**The request**
Repeat all of the data precisely.

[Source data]
--

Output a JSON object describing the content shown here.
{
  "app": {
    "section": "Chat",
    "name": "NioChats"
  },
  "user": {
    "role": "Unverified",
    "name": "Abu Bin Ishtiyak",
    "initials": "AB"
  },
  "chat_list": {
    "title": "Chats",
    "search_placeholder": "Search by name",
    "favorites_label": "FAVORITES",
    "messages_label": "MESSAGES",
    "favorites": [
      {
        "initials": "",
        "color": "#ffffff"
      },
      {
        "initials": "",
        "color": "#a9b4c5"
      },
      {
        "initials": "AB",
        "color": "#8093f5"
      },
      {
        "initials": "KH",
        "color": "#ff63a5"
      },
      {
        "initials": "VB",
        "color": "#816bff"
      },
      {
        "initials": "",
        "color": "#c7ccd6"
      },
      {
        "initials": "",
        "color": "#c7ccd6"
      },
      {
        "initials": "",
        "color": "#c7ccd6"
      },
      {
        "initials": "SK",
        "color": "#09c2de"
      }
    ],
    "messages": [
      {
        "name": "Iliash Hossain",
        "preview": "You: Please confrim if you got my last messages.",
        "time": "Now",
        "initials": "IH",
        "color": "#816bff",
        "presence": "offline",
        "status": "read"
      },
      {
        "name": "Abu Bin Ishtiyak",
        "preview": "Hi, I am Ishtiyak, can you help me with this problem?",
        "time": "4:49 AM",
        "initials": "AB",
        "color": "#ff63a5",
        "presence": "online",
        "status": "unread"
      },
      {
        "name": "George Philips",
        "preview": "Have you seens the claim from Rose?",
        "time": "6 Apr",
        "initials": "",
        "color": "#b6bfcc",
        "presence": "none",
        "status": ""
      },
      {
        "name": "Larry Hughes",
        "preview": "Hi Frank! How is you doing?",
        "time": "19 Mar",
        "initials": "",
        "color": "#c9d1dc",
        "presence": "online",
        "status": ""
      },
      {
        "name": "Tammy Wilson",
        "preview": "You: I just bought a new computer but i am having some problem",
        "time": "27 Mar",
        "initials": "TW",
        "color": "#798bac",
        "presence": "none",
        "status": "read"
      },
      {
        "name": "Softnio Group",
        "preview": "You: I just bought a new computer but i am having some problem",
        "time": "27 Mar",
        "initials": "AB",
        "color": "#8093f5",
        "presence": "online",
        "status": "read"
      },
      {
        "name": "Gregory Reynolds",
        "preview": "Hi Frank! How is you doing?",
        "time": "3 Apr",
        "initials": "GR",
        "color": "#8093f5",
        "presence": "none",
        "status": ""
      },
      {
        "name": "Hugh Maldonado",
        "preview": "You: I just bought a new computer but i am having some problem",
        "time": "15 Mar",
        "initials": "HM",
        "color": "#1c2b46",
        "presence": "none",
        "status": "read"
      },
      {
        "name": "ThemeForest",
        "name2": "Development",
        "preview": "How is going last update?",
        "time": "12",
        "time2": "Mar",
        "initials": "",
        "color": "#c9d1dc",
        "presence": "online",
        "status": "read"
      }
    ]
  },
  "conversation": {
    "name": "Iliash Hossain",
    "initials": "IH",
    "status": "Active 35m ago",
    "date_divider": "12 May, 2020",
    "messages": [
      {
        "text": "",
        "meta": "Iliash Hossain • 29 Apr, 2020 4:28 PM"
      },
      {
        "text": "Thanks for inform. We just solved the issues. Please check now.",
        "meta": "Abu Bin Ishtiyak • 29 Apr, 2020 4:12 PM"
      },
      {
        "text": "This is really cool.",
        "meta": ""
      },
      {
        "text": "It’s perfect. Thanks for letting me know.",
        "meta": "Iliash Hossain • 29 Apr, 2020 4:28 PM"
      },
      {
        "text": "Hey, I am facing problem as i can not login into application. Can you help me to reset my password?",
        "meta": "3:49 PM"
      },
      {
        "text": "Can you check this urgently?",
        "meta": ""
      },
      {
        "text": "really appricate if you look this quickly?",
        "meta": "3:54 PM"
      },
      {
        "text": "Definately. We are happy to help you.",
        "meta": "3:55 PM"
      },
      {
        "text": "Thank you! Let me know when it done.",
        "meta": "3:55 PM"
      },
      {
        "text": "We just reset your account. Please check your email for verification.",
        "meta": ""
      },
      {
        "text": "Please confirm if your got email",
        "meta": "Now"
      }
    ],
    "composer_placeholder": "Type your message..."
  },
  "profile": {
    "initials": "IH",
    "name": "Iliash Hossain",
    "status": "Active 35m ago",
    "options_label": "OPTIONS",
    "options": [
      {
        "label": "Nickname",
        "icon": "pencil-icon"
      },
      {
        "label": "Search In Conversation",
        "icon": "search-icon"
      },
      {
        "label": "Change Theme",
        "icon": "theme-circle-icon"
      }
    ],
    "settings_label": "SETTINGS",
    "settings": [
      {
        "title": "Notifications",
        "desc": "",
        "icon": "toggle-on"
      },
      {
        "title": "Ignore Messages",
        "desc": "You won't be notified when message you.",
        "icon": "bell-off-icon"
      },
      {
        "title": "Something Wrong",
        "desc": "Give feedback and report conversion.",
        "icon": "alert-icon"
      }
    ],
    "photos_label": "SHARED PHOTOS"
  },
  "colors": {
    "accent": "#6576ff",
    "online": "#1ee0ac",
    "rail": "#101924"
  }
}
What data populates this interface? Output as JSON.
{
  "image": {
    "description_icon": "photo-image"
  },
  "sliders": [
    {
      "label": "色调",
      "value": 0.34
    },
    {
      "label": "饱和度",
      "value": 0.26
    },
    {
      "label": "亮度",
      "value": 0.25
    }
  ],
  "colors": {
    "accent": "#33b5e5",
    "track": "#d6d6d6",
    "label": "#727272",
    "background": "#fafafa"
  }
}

--

**Result of the task**
Output a JSON object describing the content shown here.
{
  "app": {
    "section": "Chat",
    "name": "NioChats"
  },
  "user": {
    "role": "Unverified",
    "name": "Abu Bin Ishtiyak",
    "initials": "AB"
  },
  "chat_list": {
    "title": "Chats",
    "search_placeholder": "Search by name",
    "favorites_label": "FAVORITES",
    "messages_label": "MESSAGES",
    "favorites": [
      {
        "initials": "",
        "color": "#ffffff"
      },
      {
        "initials": "",
        "color": "#a9b4c5"
      },
      {
        "initials": "AB",
        "color": "#8093f5"
      },
      {
        "initials": "KH",
        "color": "#ff63a5"
      },
      {
        "initials": "VB",
        "color": "#816bff"
      },
      {
        "initials": "",
        "color": "#c7ccd6"
      },
      {
        "initials": "",
        "color": "#c7ccd6"
      },
      {
        "initials": "",
        "color": "#c7ccd6"
      },
      {
        "initials": "SK",
        "color": "#09c2de"
      }
    ],
    "messages": [
      {
        "name": "Iliash Hossain",
        "preview": "You: Please confrim if you got my last messages.",
        "time": "Now",
        "initials": "IH",
        "color": "#816bff",
        "presence": "offline",
        "status": "read"
      },
      {
        "name": "Abu Bin Ishtiyak",
        "preview": "Hi, I am Ishtiyak, can you help me with this problem?",
        "time": "4:49 AM",
        "initials": "AB",
        "color": "#ff63a5",
        "presence": "online",
        "status": "unread"
      },
      {
        "name": "George Philips",
        "preview": "Have you seens the claim from Rose?",
        "time": "6 Apr",
        "initials": "",
        "color": "#b6bfcc",
        "presence": "none",
        "status": ""
      },
      {
        "name": "Larry Hughes",
        "preview": "Hi Frank! How is you doing?",
        "time": "19 Mar",
        "initials": "",
        "color": "#c9d1dc",
        "presence": "online",
        "status": ""
      },
      {
        "name": "Tammy Wilson",
        "preview": "You: I just bought a new computer but i am having some problem",
        "time": "27 Mar",
        "initials": "TW",
        "color": "#798bac",
        "presence": "none",
        "status": "read"
      },
      {
        "name": "Softnio Group",
        "preview": "You: I just bought a new computer but i am having some problem",
        "time": "27 Mar",
        "initials": "AB",
        "color": "#8093f5",
        "presence": "online",
        "status": "read"
      },
      {
        "name": "Gregory Reynolds",
        "preview": "Hi Frank! How is you doing?",
        "time": "3 Apr",
        "initials": "GR",
        "color": "#8093f5",
        "presence": "none",
        "status": ""
      },
      {
        "name": "Hugh Maldonado",
        "preview": "You: I just bought a new computer but i am having some problem",
        "time": "15 Mar",
        "initials": "HM",
        "color": "#1c2b46",
        "presence": "none",
        "status": "read"
      },
      {
        "name": "ThemeForest",
        "name2": "Development",
        "preview": "How is going last update?",
        "time": "12",
        "time2": "Mar",
        "initials": "",
        "color": "#c9d1dc",
        "presence": "online",
        "status": "read"
      }
    ]
  },
  "conversation": {
    "name": "Iliash Hossain",
    "initials": "IH",
    "status": "Active 35m ago",
    "date_divider": "12 May, 2020",
    "messages": [
      {
        "text": "",
        "meta": "Iliash Hossain • 29 Apr, 2020 4:28 PM"
      },
      {
        "text": "Thanks for inform. We just solved the issues. Please check now.",
        "meta": "Abu Bin Ishtiyak • 29 Apr, 2020 4:12 PM"
      },
      {
        "text": "This is really cool.",
        "meta": ""
      },
      {
        "text": "It’s perfect. Thanks for letting me know.",
        "meta": "Iliash Hossain • 29 Apr, 2020 4:28 PM"
      },
      {
        "text": "Hey, I am facing problem as i can not login into application. Can you help me to reset my password?",
        "meta": "3:49 PM"
      },
      {
        "text": "Can you check this urgently?",
        "meta": ""
      },
      {
        "text": "really appricate if you look this quickly?",
        "meta": "3:54 PM"
      },
      {
        "text": "Definately. We are happy to help you.",
        "meta": "3:55 PM"
      },
      {
        "text": "Thank you! Let me know when it done.",
        "meta": "3:55 PM"
      },
      {
        "text": "We just reset your account. Please check your email for verification.",
        "meta": ""
      },
      {
        "text": "Please confirm if your got email",
        "meta": "Now"
      }
    ],
    "composer_placeholder": "Type your message..."
  },
  "profile": {
    "initials": "IH",
    "name": "Iliash Hossain",
    "status": "Active 35m ago",
    "options_label": "OPTIONS",
    "options": [
      {
        "label": "Nickname",
        "icon": "pencil-icon"
      },
      {
        "label": "Search In Conversation",
        "icon": "search-icon"
      },
      {
        "label": "Change Theme",
        "icon": "theme-circle-icon"
      }
    ],
    "settings_label": "SETTINGS",
    "settings": [
      {
        "title": "Notifications",
        "desc": "",
        "icon": "toggle-on"
      },
      {
        "title": "Ignore Messages",
        "desc": "You won't be notified when message you.",
        "icon": "bell-off-icon"
      },
      {
        "title": "Something Wrong",
        "desc": "Give feedback and report conversion.",
        "icon": "alert-icon"
      }
    ],
    "photos_label": "SHARED PHOTOS"
  },
  "colors": {
    "accent": "#6576ff",
    "online": "#1ee0ac",
    "rail": "#101924"
  }
}
What data populates this interface? Output as JSON.
{
  "image": {
    "description_icon": "photo-image"
  },
  "sliders": [
    {
      "label": "色调",
      "value": 0.34
    },
    {
      "label": "饱和度",
      "value": 0.26
    },
    {
      "label": "亮度",
      "value": 0.25
    }
  ],
  "colors": {
    "accent": "#33b5e5",
    "track": "#d6d6d6",
    "label": "#727272",
    "background": "#fafafa"
  }
}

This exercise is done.